- [STATED EXERCISE]:
Collect all lines below with the string "FlightAware".

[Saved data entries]

— START —

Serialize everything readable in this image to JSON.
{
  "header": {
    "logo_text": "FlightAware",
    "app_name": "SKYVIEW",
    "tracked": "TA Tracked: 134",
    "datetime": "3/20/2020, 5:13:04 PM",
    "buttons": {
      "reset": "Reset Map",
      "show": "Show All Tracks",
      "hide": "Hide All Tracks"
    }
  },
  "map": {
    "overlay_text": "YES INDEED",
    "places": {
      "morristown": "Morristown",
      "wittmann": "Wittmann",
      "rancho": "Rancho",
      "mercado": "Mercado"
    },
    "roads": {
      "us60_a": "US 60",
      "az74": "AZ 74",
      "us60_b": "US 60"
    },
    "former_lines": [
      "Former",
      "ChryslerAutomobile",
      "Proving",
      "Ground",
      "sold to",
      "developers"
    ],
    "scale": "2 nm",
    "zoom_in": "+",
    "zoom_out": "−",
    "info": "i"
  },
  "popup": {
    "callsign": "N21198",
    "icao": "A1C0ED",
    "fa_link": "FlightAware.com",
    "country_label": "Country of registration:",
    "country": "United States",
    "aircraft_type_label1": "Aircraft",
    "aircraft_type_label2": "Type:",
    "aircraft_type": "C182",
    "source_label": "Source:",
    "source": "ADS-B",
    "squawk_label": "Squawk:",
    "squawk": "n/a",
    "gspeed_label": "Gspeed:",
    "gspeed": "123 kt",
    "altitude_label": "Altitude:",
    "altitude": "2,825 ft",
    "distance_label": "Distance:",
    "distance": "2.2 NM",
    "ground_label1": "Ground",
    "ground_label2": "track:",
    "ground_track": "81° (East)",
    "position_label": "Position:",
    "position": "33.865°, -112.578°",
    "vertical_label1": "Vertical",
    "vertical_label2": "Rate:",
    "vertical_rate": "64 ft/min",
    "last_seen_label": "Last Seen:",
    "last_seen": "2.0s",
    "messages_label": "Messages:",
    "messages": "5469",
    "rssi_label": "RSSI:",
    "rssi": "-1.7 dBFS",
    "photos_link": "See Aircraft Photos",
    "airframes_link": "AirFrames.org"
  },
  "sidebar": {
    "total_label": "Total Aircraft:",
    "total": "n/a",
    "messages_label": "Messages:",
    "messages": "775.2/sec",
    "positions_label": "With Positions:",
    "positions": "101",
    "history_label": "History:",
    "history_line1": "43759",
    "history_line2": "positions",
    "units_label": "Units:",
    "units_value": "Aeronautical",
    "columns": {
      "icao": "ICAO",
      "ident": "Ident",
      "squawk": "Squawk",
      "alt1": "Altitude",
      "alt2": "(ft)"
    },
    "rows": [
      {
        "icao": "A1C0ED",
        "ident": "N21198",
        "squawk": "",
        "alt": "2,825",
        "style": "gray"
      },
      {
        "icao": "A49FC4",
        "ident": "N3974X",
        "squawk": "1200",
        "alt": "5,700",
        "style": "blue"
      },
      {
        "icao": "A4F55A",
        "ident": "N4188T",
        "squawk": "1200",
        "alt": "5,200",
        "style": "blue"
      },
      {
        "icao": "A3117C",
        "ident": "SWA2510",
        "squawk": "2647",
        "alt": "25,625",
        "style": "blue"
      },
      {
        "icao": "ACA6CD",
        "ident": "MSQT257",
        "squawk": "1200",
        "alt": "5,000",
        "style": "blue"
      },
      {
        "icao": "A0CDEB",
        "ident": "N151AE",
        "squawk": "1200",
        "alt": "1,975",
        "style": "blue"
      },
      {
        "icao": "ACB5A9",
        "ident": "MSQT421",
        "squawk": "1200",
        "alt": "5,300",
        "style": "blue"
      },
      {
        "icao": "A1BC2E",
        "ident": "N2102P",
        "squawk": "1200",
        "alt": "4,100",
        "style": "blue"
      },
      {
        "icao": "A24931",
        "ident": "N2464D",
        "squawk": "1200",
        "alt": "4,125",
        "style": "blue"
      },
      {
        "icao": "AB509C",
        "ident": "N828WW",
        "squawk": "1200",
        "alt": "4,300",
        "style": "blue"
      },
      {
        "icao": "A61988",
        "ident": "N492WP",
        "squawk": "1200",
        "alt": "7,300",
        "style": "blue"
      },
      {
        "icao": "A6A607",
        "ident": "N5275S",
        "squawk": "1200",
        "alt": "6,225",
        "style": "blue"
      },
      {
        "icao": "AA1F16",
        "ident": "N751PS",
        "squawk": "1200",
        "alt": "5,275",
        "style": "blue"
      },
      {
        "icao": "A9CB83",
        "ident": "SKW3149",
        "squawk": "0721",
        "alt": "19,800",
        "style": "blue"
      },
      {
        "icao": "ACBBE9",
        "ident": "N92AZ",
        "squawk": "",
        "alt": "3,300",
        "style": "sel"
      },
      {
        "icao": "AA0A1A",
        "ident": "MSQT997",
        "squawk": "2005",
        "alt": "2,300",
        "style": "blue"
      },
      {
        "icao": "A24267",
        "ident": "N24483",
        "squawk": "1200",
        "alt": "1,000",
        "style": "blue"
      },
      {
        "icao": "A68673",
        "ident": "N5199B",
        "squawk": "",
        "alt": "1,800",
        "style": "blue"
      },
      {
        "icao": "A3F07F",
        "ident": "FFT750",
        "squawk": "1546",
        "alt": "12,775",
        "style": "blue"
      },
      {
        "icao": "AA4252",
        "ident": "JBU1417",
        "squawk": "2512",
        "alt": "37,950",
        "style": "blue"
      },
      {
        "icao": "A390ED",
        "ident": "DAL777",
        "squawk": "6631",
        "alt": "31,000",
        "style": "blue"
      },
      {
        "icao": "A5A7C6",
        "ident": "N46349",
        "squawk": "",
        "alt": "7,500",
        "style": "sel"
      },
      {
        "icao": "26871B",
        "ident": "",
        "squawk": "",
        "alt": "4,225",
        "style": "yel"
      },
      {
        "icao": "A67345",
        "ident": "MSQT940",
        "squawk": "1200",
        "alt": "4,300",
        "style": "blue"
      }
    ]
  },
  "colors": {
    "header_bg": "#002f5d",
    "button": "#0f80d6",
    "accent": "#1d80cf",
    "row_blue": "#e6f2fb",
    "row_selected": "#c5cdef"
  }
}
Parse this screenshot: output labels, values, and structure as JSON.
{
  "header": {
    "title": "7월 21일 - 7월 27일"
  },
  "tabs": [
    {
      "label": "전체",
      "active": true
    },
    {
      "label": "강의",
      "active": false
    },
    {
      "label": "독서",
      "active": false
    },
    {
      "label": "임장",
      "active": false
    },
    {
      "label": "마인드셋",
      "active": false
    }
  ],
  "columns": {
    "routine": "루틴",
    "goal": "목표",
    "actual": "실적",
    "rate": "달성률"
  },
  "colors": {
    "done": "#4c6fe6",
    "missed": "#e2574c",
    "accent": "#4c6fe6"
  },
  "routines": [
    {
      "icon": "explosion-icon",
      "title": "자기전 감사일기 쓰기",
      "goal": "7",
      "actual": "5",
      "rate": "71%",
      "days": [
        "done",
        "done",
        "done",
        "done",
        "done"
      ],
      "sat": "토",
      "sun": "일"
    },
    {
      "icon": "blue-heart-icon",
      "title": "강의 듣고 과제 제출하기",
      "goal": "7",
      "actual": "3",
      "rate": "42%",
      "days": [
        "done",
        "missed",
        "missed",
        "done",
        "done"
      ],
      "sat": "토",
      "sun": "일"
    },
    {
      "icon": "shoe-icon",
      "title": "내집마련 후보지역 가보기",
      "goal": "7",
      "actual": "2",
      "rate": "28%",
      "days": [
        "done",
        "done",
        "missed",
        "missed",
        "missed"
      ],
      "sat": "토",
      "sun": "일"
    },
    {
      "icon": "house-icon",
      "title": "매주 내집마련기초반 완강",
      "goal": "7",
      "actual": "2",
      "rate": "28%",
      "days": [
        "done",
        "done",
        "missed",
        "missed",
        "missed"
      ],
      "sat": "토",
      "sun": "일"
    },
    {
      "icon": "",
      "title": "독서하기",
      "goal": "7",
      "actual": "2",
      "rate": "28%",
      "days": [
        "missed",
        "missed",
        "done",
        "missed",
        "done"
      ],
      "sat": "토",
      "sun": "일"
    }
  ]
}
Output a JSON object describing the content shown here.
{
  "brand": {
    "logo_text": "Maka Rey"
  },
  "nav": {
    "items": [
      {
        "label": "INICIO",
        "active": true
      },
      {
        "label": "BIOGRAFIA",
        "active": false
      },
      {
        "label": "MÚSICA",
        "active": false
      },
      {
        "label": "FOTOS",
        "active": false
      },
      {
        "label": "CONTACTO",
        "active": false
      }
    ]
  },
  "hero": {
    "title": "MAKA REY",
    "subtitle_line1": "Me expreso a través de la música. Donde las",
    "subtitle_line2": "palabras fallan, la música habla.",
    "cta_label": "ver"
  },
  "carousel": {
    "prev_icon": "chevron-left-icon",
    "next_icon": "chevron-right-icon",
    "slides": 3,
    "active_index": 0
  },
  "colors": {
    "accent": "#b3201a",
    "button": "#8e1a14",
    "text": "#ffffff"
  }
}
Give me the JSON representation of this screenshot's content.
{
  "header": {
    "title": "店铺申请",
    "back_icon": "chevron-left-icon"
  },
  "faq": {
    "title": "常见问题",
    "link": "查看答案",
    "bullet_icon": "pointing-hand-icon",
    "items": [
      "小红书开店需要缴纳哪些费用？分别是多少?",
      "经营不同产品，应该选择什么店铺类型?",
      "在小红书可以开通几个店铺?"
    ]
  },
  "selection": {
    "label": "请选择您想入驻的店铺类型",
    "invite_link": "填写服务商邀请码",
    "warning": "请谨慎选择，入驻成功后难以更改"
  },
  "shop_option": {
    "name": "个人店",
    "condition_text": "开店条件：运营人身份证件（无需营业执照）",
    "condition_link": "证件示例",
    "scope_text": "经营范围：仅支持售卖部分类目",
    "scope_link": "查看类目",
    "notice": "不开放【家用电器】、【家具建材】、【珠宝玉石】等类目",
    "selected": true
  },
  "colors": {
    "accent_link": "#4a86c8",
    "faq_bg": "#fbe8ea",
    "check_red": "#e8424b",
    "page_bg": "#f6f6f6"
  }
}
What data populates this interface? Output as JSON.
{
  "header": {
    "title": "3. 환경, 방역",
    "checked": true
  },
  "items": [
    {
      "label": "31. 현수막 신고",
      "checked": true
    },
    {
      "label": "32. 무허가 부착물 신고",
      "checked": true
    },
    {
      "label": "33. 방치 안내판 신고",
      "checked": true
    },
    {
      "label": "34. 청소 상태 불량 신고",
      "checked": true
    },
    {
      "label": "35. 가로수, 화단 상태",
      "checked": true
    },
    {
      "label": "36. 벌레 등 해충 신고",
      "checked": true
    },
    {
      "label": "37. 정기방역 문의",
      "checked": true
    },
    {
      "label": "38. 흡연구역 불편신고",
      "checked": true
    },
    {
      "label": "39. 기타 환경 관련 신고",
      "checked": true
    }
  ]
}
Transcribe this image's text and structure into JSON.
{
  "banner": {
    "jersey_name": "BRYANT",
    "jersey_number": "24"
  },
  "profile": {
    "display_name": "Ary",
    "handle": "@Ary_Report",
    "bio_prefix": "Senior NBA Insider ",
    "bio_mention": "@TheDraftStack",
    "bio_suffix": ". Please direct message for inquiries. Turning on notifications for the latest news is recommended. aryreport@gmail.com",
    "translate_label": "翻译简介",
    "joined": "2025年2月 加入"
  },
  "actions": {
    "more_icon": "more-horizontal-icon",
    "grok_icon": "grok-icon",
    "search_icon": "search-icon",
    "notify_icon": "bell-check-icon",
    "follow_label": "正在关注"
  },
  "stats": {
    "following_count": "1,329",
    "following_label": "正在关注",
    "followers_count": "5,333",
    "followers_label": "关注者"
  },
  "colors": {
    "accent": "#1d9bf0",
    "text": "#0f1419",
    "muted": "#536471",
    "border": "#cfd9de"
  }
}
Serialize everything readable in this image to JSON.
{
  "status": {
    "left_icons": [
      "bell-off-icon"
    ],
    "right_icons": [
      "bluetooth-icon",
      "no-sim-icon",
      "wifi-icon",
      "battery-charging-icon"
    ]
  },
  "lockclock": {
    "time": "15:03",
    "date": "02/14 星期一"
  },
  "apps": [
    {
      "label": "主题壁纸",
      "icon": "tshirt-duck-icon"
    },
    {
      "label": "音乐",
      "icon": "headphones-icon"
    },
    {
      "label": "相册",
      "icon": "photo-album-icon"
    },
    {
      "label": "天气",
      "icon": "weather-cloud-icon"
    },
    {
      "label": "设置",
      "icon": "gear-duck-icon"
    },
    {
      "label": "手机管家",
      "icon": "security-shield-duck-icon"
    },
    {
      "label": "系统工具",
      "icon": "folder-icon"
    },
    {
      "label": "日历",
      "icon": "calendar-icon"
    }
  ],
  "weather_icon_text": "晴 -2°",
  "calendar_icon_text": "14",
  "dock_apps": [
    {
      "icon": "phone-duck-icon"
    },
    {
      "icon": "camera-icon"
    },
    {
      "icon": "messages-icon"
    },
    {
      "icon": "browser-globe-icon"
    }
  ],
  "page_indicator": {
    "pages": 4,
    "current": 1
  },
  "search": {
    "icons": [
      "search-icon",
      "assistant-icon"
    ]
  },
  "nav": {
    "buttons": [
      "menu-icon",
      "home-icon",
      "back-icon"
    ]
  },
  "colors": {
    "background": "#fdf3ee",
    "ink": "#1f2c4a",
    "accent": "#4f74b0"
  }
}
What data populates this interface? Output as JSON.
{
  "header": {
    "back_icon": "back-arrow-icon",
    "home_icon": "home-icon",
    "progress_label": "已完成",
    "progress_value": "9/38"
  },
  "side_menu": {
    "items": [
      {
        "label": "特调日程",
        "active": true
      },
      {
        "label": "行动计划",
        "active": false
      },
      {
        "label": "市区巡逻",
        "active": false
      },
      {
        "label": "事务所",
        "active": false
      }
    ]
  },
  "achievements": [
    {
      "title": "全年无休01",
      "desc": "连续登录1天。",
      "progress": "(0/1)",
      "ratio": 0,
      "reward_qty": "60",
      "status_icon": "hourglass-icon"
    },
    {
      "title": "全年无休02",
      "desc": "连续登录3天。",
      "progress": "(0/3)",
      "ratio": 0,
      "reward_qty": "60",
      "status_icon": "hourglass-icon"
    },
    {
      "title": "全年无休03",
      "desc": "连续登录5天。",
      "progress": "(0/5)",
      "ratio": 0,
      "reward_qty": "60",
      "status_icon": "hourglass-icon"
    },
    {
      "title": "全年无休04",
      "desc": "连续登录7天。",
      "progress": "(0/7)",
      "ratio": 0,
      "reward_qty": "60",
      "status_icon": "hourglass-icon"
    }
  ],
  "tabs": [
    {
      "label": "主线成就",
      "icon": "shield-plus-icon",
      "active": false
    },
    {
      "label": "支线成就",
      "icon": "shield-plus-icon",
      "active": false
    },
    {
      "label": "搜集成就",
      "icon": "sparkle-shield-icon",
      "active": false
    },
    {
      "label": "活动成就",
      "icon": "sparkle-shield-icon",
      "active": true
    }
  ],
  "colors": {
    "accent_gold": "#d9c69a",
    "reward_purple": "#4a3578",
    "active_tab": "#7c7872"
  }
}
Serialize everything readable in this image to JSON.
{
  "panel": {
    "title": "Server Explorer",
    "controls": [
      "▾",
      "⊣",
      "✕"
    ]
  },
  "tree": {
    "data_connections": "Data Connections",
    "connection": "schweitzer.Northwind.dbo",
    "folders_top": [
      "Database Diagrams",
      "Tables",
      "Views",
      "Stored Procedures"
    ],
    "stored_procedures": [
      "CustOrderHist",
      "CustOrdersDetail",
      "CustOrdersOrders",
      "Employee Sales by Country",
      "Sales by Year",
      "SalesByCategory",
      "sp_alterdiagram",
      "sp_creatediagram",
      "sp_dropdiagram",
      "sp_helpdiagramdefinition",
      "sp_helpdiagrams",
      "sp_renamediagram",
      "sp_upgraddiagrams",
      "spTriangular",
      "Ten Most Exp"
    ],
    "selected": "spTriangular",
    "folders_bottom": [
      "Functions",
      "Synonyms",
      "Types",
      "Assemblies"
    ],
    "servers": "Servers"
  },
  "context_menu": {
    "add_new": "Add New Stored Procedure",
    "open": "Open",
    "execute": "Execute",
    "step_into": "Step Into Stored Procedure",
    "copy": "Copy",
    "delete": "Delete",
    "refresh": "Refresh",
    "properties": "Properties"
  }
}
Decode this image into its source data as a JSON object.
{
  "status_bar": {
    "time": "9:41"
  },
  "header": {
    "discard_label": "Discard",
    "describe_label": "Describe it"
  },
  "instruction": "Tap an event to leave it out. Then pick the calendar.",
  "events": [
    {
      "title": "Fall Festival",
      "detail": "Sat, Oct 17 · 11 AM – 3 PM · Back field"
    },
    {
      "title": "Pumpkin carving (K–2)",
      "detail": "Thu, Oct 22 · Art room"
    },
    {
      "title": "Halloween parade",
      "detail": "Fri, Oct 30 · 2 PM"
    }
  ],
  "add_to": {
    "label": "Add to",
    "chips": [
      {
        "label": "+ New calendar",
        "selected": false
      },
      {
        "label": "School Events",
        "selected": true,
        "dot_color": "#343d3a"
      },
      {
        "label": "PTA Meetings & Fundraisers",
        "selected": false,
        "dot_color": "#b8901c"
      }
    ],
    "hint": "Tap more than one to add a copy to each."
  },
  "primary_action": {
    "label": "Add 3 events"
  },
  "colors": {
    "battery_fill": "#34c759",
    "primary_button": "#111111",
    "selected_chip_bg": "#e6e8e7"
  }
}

— END —

- [REPLY TO THE TASK]:
    "logo_text": "FlightAware",
    "fa_link": "FlightAware.com",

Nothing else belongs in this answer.